BEGIN MATERIAL PROVIDED

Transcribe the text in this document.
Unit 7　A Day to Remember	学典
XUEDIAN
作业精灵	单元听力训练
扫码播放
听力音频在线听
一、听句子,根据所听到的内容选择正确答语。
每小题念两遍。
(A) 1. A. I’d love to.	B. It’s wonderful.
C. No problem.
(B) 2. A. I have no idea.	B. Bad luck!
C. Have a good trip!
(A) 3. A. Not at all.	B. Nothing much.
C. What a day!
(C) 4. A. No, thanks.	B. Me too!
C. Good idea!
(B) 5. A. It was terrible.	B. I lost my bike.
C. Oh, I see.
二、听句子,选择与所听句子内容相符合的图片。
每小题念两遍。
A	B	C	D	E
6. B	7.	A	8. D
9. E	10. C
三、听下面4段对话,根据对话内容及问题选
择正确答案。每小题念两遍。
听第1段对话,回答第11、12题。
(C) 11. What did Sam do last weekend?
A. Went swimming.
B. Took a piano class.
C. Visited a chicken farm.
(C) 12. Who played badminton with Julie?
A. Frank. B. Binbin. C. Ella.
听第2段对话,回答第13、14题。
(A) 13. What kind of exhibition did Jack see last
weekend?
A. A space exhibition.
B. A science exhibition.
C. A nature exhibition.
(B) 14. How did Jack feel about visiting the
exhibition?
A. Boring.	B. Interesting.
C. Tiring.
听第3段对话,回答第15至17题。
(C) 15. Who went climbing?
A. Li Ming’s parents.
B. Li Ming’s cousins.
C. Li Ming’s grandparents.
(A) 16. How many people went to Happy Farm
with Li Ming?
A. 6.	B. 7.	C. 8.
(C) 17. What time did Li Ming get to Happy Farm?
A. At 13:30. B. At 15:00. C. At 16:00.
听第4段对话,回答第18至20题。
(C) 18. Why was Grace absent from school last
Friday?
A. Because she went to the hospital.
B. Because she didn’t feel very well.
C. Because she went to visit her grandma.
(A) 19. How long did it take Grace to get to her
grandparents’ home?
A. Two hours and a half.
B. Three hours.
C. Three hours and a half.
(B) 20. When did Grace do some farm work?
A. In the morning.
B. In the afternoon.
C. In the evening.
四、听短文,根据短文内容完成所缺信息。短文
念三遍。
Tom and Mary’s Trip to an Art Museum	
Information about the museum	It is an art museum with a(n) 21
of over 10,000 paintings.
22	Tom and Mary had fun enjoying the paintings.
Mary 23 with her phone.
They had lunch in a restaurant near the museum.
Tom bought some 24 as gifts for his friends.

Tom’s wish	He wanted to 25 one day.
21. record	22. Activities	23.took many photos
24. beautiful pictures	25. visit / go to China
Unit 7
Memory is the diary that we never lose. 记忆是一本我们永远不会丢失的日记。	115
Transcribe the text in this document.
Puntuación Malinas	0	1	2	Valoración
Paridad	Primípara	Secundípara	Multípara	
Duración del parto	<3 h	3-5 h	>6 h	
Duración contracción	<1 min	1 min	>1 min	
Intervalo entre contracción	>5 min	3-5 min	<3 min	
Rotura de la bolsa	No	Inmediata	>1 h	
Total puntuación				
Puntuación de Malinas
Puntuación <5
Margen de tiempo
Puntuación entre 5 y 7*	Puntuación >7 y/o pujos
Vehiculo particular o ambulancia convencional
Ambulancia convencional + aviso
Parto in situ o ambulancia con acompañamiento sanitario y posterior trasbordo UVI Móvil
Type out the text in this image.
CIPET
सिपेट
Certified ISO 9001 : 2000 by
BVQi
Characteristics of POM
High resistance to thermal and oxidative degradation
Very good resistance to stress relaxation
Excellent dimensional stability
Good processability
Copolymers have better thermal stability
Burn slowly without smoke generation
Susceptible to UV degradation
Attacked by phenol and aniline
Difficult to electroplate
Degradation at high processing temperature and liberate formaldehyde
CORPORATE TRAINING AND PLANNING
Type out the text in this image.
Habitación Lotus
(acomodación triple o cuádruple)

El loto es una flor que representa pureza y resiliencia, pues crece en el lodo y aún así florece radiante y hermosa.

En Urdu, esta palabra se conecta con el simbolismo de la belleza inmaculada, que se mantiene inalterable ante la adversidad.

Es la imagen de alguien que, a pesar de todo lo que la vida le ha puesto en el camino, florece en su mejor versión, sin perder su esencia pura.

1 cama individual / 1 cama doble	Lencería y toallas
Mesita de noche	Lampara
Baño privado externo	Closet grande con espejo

END MATERIAL PROVIDED

> **REQUIREMENTS**
Print every record above exactly as written.

> **THE REPLY**
Transcribe the text in this document.
Unit 7　A Day to Remember	学典
XUEDIAN
作业精灵	单元听力训练
扫码播放
听力音频在线听
一、听句子,根据所听到的内容选择正确答语。
每小题念两遍。
(A) 1. A. I’d love to.	B. It’s wonderful.
C. No problem.
(B) 2. A. I have no idea.	B. Bad luck!
C. Have a good trip!
(A) 3. A. Not at all.	B. Nothing much.
C. What a day!
(C) 4. A. No, thanks.	B. Me too!
C. Good idea!
(B) 5. A. It was terrible.	B. I lost my bike.
C. Oh, I see.
二、听句子,选择与所听句子内容相符合的图片。
每小题念两遍。
A	B	C	D	E
6. B	7.	A	8. D
9. E	10. C
三、听下面4段对话,根据对话内容及问题选
择正确答案。每小题念两遍。
听第1段对话,回答第11、12题。
(C) 11. What did Sam do last weekend?
A. Went swimming.
B. Took a piano class.
C. Visited a chicken farm.
(C) 12. Who played badminton with Julie?
A. Frank. B. Binbin. C. Ella.
听第2段对话,回答第13、14题。
(A) 13. What kind of exhibition did Jack see last
weekend?
A. A space exhibition.
B. A science exhibition.
C. A nature exhibition.
(B) 14. How did Jack feel about visiting the
exhibition?
A. Boring.	B. Interesting.
C. Tiring.
听第3段对话,回答第15至17题。
(C) 15. Who went climbing?
A. Li Ming’s parents.
B. Li Ming’s cousins.
C. Li Ming’s grandparents.
(A) 16. How many people went to Happy Farm
with Li Ming?
A. 6.	B. 7.	C. 8.
(C) 17. What time did Li Ming get to Happy Farm?
A. At 13:30. B. At 15:00. C. At 16:00.
听第4段对话,回答第18至20题。
(C) 18. Why was Grace absent from school last
Friday?
A. Because she went to the hospital.
B. Because she didn’t feel very well.
C. Because she went to visit her grandma.
(A) 19. How long did it take Grace to get to her
grandparents’ home?
A. Two hours and a half.
B. Three hours.
C. Three hours and a half.
(B) 20. When did Grace do some farm work?
A. In the morning.
B. In the afternoon.
C. In the evening.
四、听短文,根据短文内容完成所缺信息。短文
念三遍。
Tom and Mary’s Trip to an Art Museum	
Information about the museum	It is an art museum with a(n) 21
of over 10,000 paintings.
22	Tom and Mary had fun enjoying the paintings.
Mary 23 with her phone.
They had lunch in a restaurant near the museum.
Tom bought some 24 as gifts for his friends.

Tom’s wish	He wanted to 25 one day.
21. record	22. Activities	23.took many photos
24. beautiful pictures	25. visit / go to China
Unit 7
Memory is the diary that we never lose. 记忆是一本我们永远不会丢失的日记。	115
Transcribe the text in this document.
Puntuación Malinas	0	1	2	Valoración
Paridad	Primípara	Secundípara	Multípara	
Duración del parto	<3 h	3-5 h	>6 h	
Duración contracción	<1 min	1 min	>1 min	
Intervalo entre contracción	>5 min	3-5 min	<3 min	
Rotura de la bolsa	No	Inmediata	>1 h	
Total puntuación				
Puntuación de Malinas
Puntuación <5
Margen de tiempo
Puntuación entre 5 y 7*	Puntuación >7 y/o pujos
Vehiculo particular o ambulancia convencional
Ambulancia convencional + aviso
Parto in situ o ambulancia con acompañamiento sanitario y posterior trasbordo UVI Móvil
Type out the text in this image.
CIPET
सिपेट
Certified ISO 9001 : 2000 by
BVQi
Characteristics of POM
High resistance to thermal and oxidative degradation
Very good resistance to stress relaxation
Excellent dimensional stability
Good processability
Copolymers have better thermal stability
Burn slowly without smoke generation
Susceptible to UV degradation
Attacked by phenol and aniline
Difficult to electroplate
Degradation at high processing temperature and liberate formaldehyde
CORPORATE TRAINING AND PLANNING
Type out the text in this image.
Habitación Lotus
(acomodación triple o cuádruple)

El loto es una flor que representa pureza y resiliencia, pues crece en el lodo y aún así florece radiante y hermosa.

En Urdu, esta palabra se conecta con el simbolismo de la belleza inmaculada, que se mantiene inalterable ante la adversidad.

Es la imagen de alguien que, a pesar de todo lo que la vida le ha puesto en el camino, florece en su mejor versión, sin perder su esencia pura.

1 cama individual / 1 cama doble	Lencería y toallas
Mesita de noche	Lampara
Baño privado externo	Closet grande con espejo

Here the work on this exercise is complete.